[Rows from a figure dataset]
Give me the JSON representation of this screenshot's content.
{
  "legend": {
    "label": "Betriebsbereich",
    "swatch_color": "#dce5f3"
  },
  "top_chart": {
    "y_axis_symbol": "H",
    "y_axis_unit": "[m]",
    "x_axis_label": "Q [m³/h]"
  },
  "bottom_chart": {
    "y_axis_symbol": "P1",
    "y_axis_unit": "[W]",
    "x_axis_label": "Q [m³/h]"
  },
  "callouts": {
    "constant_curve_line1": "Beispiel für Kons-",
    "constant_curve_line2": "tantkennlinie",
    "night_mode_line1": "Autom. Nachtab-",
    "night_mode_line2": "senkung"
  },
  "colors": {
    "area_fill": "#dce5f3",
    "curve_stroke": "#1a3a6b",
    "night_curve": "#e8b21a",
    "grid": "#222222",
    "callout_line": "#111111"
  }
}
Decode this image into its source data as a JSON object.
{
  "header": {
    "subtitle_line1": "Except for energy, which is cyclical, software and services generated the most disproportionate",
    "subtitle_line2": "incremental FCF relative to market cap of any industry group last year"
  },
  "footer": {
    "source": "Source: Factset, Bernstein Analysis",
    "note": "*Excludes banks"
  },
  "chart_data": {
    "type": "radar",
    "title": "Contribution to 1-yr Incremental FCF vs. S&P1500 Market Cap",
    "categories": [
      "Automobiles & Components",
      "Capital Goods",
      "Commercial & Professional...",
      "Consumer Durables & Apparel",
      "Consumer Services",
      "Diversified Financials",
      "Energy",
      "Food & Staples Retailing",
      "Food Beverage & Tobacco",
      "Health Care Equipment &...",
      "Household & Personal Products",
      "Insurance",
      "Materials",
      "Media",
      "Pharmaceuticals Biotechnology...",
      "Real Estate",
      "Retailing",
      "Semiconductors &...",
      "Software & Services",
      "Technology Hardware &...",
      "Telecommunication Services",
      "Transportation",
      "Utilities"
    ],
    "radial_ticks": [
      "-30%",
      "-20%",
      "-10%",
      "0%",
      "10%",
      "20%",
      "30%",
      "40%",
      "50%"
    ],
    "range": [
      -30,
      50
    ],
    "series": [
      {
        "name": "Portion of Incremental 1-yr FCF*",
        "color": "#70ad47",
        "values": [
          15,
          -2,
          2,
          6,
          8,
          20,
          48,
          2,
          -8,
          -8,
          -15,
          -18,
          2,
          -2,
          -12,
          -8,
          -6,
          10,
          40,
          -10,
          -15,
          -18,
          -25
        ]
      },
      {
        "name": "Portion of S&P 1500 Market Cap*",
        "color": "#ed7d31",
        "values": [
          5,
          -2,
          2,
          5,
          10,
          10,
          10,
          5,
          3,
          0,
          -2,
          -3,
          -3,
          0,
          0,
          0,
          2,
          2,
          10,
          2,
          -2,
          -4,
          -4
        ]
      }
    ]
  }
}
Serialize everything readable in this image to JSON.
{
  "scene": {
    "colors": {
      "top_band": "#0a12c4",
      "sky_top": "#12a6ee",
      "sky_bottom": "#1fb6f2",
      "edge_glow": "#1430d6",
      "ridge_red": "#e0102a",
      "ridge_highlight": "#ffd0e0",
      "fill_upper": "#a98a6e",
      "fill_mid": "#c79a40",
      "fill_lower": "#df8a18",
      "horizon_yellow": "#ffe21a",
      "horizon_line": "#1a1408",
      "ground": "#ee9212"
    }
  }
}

** Exercise brief **
Extract all of the data above without altering anything.

** Final answer **
Give me the JSON representation of this screenshot's content.
{
  "legend": {
    "label": "Betriebsbereich",
    "swatch_color": "#dce5f3"
  },
  "top_chart": {
    "y_axis_symbol": "H",
    "y_axis_unit": "[m]",
    "x_axis_label": "Q [m³/h]"
  },
  "bottom_chart": {
    "y_axis_symbol": "P1",
    "y_axis_unit": "[W]",
    "x_axis_label": "Q [m³/h]"
  },
  "callouts": {
    "constant_curve_line1": "Beispiel für Kons-",
    "constant_curve_line2": "tantkennlinie",
    "night_mode_line1": "Autom. Nachtab-",
    "night_mode_line2": "senkung"
  },
  "colors": {
    "area_fill": "#dce5f3",
    "curve_stroke": "#1a3a6b",
    "night_curve": "#e8b21a",
    "grid": "#222222",
    "callout_line": "#111111"
  }
}
Decode this image into its source data as a JSON object.
{
  "header": {
    "subtitle_line1": "Except for energy, which is cyclical, software and services generated the most disproportionate",
    "subtitle_line2": "incremental FCF relative to market cap of any industry group last year"
  },
  "footer": {
    "source": "Source: Factset, Bernstein Analysis",
    "note": "*Excludes banks"
  },
  "chart_data": {
    "type": "radar",
    "title": "Contribution to 1-yr Incremental FCF vs. S&P1500 Market Cap",
    "categories": [
      "Automobiles & Components",
      "Capital Goods",
      "Commercial & Professional...",
      "Consumer Durables & Apparel",
      "Consumer Services",
      "Diversified Financials",
      "Energy",
      "Food & Staples Retailing",
      "Food Beverage & Tobacco",
      "Health Care Equipment &...",
      "Household & Personal Products",
      "Insurance",
      "Materials",
      "Media",
      "Pharmaceuticals Biotechnology...",
      "Real Estate",
      "Retailing",
      "Semiconductors &...",
      "Software & Services",
      "Technology Hardware &...",
      "Telecommunication Services",
      "Transportation",
      "Utilities"
    ],
    "radial_ticks": [
      "-30%",
      "-20%",
      "-10%",
      "0%",
      "10%",
      "20%",
      "30%",
      "40%",
      "50%"
    ],
    "range": [
      -30,
      50
    ],
    "series": [
      {
        "name": "Portion of Incremental 1-yr FCF*",
        "color": "#70ad47",
        "values": [
          15,
          -2,
          2,
          6,
          8,
          20,
          48,
          2,
          -8,
          -8,
          -15,
          -18,
          2,
          -2,
          -12,
          -8,
          -6,
          10,
          40,
          -10,
          -15,
          -18,
          -25
        ]
      },
      {
        "name": "Portion of S&P 1500 Market Cap*",
        "color": "#ed7d31",
        "values": [
          5,
          -2,
          2,
          5,
          10,
          10,
          10,
          5,
          3,
          0,
          -2,
          -3,
          -3,
          0,
          0,
          0,
          2,
          2,
          10,
          2,
          -2,
          -4,
          -4
        ]
      }
    ]
  }
}
Serialize everything readable in this image to JSON.
{
  "scene": {
    "colors": {
      "top_band": "#0a12c4",
      "sky_top": "#12a6ee",
      "sky_bottom": "#1fb6f2",
      "edge_glow": "#1430d6",
      "ridge_red": "#e0102a",
      "ridge_highlight": "#ffd0e0",
      "fill_upper": "#a98a6e",
      "fill_mid": "#c79a40",
      "fill_lower": "#df8a18",
      "horizon_yellow": "#ffe21a",
      "horizon_line": "#1a1408",
      "ground": "#ee9212"
    }
  }
}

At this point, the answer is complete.